YANG HARUS DIKERJAKAN: Berdasarkan kutipan sumber di bawah ini, berapa lama pidana penjara paling lama yang diancamkan oleh Pasal 80 UU Nomor 35 Tahun 2014?

KUTIPAN SUMBER:
UU menyebutkan, yang dimaksud ‘penganiayaan’ merupakan kesengajaan menyebabkan rasa sakit atau luka. Tindakan yang menyebabkan rasa sakit misalnya bisa diakibatkan salah satunya dengan memukul. Jika benar Dahrul telah memukul Alief pagi itu, maka sudah masuk dalam kategori penganiayaan. Dahrul berpotensi melanggar Pasal 76C UU Nomor 35 Tahun 2014 lantaran melakukan kekerasan terhadap Alief yang masuk termasuk sebagai anak. Sanksinya, dapat diancam dengan pidana penjara atau denda hingga puluhan juta rupiah.

“Setiap Orang yang melanggar ketentuan sebagaimana dimaksud dalam Pasal 76C, dipidana dengan pidana penjara paling lama 3 tahun 6 bulan dan/atau denda paling banyak Rp72.000.000,00,” demikian bunyi Pasal 80 UU Nomor 35 Tahun 2014.

Contoh nyata, kasus serupa pernah terjadi di wilayah yurisdiksi Pengadilan Negeri Padang Sidempuan. Terdakwa, Hotma Tua Pasaribu divonis hakim dengan pidana penjara lima bulan dan 10 hari lantaran terbukti melakukan pemukulan terhadap anak terdakwa yang masih berumur 13 tahun menggunakan tangannya sendiri. Akibat pemukulan itu, korban mengalami luka dan berdarah. Dalam putusan Nomor:89/Pid.Sus/2015/PN.Psp, hakim mempertimbangkan Pasal 80 UU Nomor 35 Tahun 2014 dan menyatakan terdakwa terbukti melakukan tindak pidana penganiayaan anak.

Sementara, tindakan yang dilakukan oleh Adnan juga berpotensi melanggar ketentuan Pasal 170 KUHP. Sebagaimana banyak diberitakan, Adnan ‘membalas’ perlakuan Dahrul dengan pemukulan yang juga dilakukan bersama-sama dengan Alief. Keduanya telah ditetapkan sebagai tersangka dan dijerat dengan pasal yang sama.

Pasal 170 ayat (1) KUHP sendiri berbunyi “Barangsiapa dengan terang-terangan dan dengan tenaga bersama-sama menggunakan kekerasan terhadap orang atau barang, diancam dengan pidana penjara paling lama lima tahun enam bulan.” (Baca Juga: Jaksa Harus Buktikan Unsur Kebersamaan dalam Kasus Pengeroyokan)

DATA MENTAH:
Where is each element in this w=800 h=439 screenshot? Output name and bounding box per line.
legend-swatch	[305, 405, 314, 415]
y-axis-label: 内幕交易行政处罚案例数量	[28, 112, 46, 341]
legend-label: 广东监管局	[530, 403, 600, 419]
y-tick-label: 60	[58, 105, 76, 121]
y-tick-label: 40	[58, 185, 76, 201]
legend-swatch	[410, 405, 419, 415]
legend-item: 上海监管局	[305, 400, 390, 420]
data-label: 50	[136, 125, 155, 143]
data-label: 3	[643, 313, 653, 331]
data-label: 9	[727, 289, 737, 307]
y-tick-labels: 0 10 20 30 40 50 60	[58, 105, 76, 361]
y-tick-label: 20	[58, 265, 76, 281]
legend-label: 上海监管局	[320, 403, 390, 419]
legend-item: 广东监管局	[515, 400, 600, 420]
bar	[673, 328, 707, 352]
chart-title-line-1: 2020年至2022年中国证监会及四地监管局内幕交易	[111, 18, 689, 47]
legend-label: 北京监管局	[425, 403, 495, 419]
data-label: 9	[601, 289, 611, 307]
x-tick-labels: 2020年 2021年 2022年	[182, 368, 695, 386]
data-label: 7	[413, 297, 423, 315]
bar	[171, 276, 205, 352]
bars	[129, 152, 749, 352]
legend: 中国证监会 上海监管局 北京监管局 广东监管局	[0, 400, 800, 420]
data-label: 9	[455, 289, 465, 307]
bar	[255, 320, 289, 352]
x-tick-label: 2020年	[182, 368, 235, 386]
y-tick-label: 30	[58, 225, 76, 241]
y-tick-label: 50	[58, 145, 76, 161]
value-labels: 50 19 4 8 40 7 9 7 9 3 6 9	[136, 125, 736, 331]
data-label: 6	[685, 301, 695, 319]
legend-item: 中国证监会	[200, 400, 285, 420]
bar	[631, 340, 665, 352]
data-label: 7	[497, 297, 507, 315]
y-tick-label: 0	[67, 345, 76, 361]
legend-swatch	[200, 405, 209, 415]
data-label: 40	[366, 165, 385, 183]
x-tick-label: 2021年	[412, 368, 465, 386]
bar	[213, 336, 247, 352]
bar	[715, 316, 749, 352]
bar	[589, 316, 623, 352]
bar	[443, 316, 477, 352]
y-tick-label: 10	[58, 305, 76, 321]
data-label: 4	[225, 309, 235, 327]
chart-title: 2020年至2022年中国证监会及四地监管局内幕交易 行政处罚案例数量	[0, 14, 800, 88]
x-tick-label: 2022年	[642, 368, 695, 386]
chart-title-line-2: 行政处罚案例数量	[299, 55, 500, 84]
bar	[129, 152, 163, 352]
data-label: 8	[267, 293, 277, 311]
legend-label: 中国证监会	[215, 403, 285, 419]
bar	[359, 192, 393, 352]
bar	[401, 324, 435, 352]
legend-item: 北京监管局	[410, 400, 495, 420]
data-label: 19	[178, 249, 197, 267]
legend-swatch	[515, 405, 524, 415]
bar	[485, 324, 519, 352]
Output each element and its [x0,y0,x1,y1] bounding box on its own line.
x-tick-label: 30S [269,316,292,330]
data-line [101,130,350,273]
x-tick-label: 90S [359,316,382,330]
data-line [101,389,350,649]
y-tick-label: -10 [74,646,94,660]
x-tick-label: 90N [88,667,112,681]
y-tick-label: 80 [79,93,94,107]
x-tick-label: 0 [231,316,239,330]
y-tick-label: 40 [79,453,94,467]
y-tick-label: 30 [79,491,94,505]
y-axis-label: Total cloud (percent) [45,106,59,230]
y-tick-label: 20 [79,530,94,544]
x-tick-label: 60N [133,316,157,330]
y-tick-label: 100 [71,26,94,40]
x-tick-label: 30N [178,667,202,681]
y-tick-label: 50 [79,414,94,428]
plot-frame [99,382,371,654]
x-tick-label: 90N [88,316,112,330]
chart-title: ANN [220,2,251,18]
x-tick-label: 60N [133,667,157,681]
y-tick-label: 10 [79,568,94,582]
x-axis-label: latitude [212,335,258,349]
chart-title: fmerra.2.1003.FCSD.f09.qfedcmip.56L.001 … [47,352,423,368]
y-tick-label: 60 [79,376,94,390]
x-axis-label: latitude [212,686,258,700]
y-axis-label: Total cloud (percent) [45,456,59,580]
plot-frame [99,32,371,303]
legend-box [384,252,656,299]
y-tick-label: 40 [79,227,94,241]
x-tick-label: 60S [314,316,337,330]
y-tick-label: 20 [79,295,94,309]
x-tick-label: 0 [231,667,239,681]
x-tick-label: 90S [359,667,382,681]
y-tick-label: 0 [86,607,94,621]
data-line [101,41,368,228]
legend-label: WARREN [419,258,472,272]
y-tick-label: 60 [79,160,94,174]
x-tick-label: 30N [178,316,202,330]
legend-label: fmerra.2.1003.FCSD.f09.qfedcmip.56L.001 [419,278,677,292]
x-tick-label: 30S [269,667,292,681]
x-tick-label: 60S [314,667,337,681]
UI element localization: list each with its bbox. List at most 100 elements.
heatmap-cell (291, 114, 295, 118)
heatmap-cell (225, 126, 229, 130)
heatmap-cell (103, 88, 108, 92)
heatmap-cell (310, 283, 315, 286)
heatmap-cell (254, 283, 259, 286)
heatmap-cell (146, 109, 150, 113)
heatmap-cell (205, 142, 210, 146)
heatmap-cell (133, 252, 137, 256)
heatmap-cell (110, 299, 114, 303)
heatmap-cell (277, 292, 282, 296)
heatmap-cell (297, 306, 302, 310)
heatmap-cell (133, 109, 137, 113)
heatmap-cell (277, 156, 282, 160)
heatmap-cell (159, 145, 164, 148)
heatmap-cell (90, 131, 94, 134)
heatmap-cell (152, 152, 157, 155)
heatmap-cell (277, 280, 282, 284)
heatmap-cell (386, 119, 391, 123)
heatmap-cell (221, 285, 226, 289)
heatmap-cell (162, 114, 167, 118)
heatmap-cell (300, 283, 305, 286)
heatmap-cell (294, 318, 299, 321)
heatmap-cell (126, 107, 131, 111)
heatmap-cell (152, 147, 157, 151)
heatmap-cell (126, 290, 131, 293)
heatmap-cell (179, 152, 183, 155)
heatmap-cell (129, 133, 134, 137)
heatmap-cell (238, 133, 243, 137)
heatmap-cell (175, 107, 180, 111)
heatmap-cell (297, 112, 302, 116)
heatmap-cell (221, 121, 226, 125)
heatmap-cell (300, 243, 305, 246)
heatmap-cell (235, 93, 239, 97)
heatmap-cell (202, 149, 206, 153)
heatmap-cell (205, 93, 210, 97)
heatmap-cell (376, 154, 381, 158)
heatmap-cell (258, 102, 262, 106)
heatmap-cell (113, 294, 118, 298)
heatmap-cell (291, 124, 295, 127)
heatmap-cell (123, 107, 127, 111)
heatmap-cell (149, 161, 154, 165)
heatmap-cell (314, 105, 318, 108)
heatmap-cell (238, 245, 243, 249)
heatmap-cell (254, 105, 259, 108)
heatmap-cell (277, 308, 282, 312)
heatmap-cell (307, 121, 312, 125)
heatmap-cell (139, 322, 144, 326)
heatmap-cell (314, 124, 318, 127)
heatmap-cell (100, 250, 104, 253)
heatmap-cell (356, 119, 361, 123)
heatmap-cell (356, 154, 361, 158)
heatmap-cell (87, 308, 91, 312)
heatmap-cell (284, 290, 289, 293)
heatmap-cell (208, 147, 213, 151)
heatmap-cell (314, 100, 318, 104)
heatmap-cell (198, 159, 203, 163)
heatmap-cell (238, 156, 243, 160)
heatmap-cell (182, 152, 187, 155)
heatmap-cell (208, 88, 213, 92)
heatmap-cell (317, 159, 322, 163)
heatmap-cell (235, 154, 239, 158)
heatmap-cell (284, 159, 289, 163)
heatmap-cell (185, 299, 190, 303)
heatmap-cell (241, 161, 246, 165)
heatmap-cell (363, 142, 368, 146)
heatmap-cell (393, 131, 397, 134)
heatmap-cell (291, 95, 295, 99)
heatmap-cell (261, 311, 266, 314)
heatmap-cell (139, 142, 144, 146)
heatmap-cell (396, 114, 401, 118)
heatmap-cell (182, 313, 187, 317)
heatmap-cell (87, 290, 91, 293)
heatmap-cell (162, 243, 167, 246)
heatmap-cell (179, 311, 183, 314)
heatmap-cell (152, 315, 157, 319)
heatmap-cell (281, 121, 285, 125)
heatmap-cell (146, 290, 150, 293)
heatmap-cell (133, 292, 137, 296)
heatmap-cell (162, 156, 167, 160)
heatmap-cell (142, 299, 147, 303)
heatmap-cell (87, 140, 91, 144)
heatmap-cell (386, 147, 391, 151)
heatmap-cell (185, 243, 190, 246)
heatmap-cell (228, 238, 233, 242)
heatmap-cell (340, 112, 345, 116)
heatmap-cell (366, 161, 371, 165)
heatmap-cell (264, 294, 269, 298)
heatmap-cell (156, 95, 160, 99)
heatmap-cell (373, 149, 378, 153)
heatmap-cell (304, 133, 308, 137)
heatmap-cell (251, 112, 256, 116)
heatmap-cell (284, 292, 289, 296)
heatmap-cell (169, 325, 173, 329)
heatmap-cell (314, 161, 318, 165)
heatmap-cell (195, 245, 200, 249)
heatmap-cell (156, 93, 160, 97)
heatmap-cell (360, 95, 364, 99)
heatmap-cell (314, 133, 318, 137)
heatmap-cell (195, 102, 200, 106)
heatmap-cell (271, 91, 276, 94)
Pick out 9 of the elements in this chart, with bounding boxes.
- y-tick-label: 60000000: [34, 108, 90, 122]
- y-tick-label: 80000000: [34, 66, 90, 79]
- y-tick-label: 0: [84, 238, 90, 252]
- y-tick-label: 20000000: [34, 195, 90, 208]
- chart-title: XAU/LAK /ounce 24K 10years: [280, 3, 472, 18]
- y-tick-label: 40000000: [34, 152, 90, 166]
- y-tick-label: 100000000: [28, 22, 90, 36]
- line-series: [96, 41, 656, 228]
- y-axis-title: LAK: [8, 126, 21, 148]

JAWABAN LATIHAN: Paling lama 3 tahun 6 bulan.